[Material supplied]
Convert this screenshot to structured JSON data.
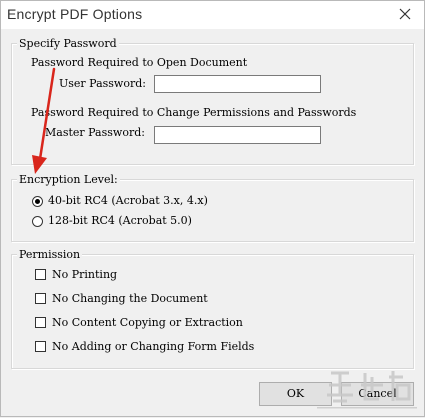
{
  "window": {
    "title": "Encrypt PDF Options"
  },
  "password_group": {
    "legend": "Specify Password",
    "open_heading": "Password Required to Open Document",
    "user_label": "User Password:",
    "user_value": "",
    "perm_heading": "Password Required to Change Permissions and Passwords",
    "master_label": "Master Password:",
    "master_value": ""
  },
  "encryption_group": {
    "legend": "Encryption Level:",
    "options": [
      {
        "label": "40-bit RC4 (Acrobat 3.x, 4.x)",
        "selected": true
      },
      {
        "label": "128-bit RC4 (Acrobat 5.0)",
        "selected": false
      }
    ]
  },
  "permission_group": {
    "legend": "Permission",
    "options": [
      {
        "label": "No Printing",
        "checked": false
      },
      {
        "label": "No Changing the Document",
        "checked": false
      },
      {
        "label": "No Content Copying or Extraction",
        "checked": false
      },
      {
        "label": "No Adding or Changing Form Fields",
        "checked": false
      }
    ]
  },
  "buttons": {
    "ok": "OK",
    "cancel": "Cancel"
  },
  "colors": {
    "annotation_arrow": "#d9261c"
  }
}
--
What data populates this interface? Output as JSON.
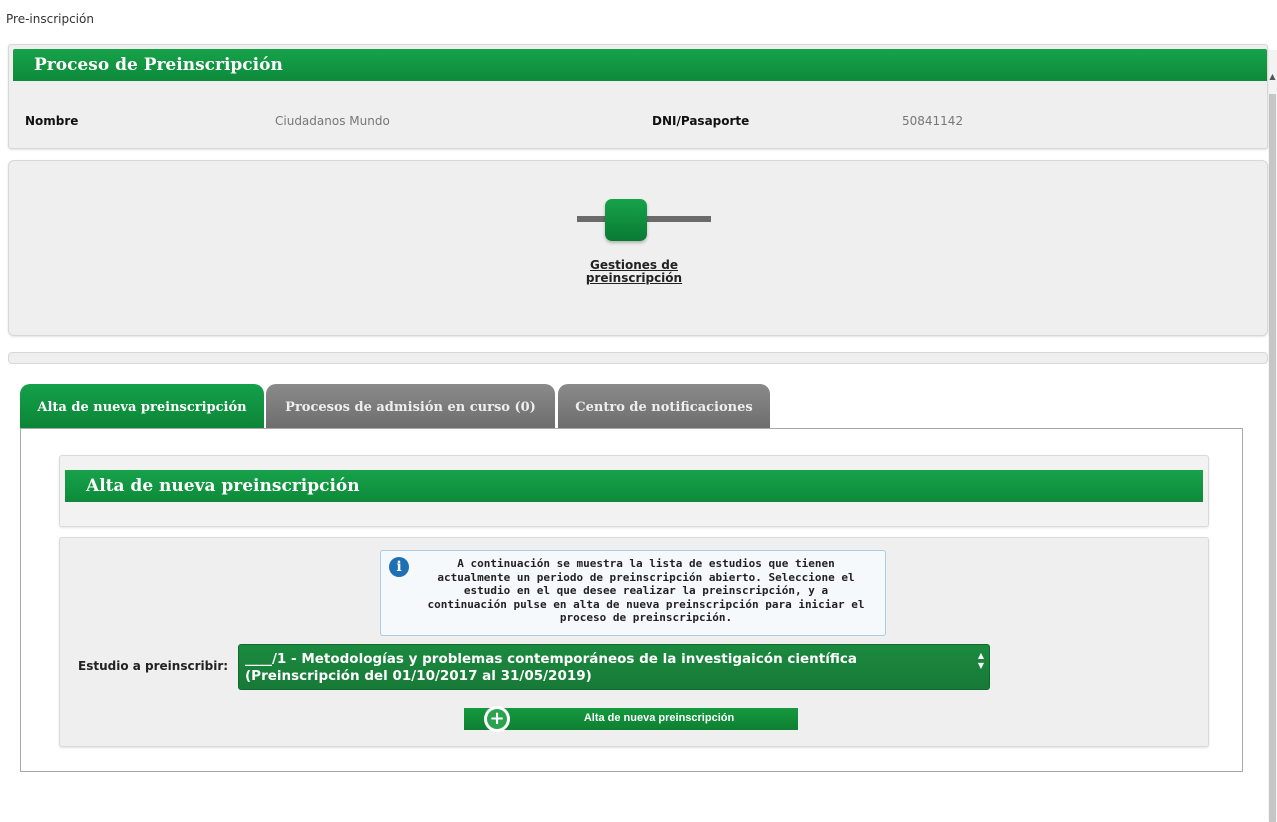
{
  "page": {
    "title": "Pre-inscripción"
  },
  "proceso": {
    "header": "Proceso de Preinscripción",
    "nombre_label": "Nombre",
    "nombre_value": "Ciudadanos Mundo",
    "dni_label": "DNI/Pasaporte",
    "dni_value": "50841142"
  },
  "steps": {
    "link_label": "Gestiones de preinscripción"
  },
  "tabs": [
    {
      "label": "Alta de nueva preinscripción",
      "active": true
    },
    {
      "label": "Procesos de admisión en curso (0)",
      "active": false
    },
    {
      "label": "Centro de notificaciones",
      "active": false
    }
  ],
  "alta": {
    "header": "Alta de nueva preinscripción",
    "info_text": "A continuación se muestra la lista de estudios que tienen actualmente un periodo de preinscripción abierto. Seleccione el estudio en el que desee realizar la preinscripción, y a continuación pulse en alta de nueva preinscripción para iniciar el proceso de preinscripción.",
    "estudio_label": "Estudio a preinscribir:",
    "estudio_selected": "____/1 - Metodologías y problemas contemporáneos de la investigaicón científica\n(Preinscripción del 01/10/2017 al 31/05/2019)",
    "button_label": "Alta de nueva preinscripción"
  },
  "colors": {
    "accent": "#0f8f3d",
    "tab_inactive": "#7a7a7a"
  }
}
==
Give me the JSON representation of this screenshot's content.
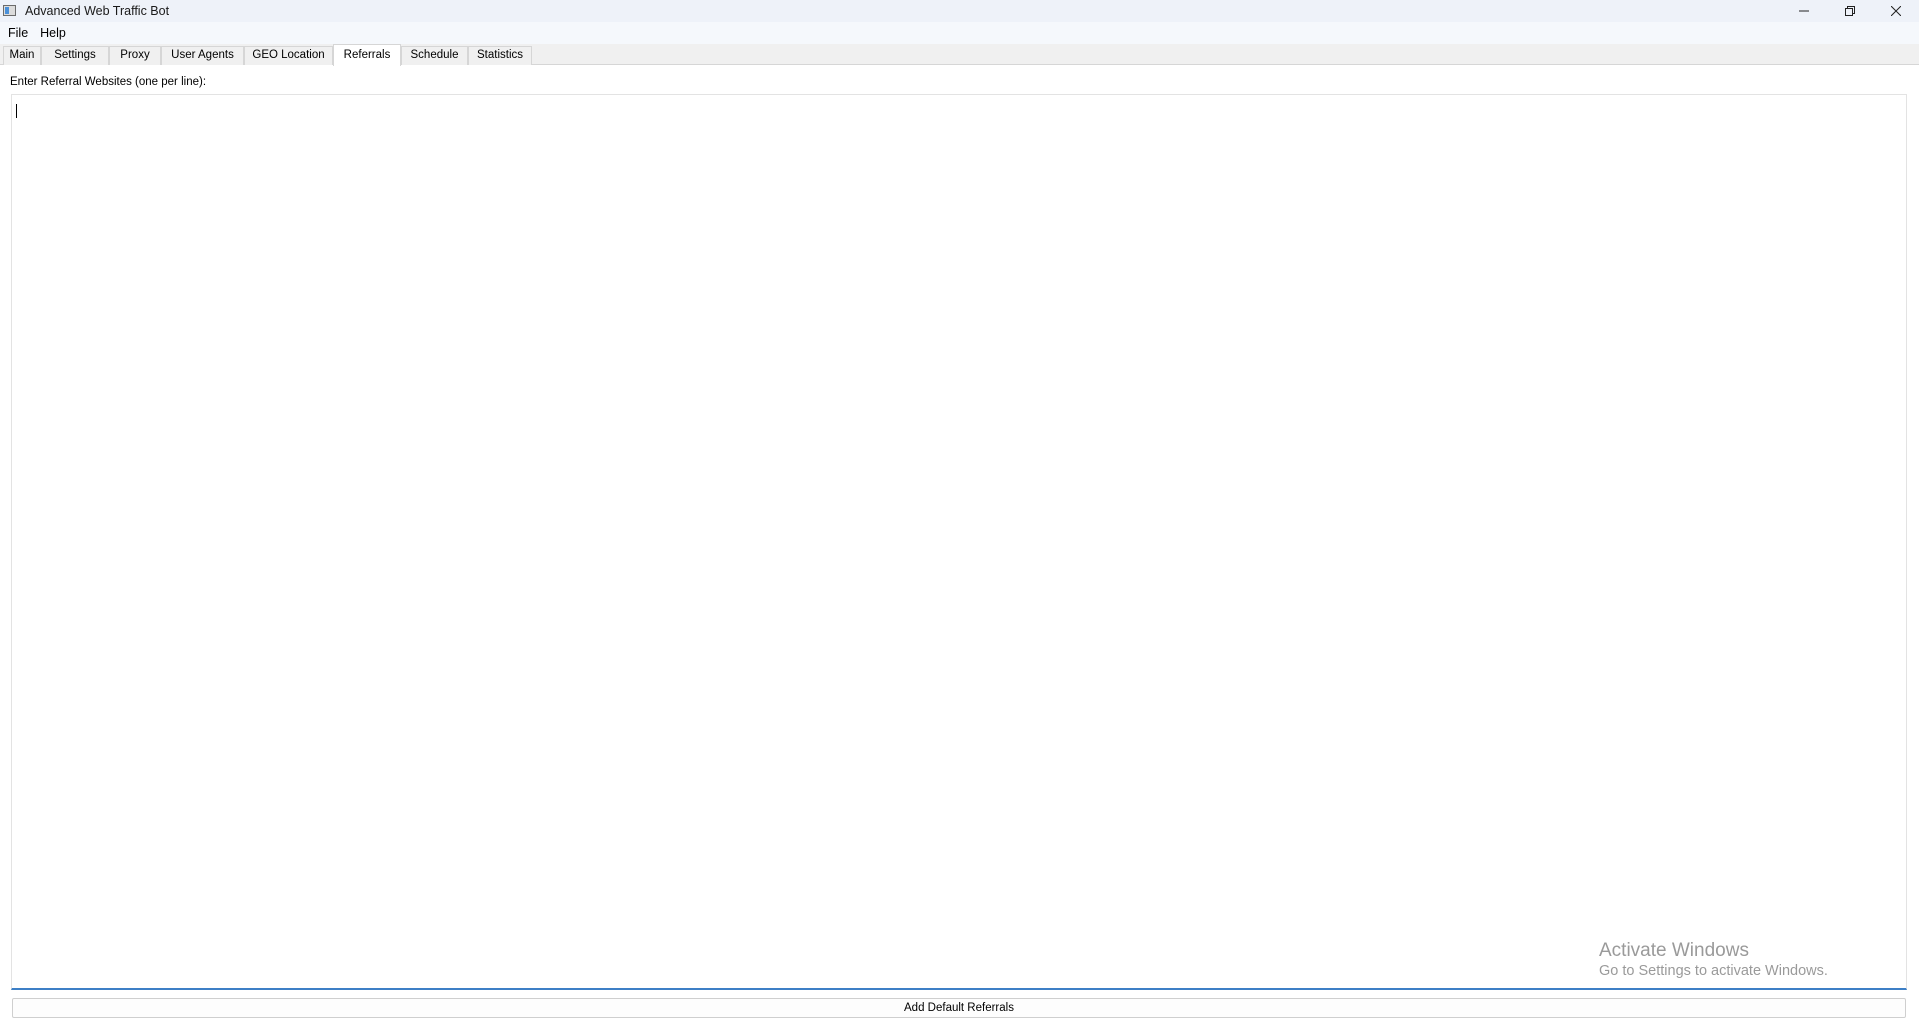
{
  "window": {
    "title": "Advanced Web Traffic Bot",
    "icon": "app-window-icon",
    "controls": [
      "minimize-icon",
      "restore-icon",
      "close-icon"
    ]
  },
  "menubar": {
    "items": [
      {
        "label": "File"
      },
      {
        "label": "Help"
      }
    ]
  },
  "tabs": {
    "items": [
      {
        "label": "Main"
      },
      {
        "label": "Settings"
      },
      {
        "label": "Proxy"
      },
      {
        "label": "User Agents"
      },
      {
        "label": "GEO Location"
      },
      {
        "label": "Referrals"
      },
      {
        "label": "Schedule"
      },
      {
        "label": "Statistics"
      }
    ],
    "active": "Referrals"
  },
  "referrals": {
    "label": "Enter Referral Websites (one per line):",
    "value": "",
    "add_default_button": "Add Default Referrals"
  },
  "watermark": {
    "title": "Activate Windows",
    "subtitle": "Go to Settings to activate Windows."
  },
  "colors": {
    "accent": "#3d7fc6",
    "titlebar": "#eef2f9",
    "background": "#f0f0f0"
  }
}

[Exercise goal]
Of the lines in the listing, how many hold the word "Acrobat"? Nothing but the number is needed.

[Problem solution]
2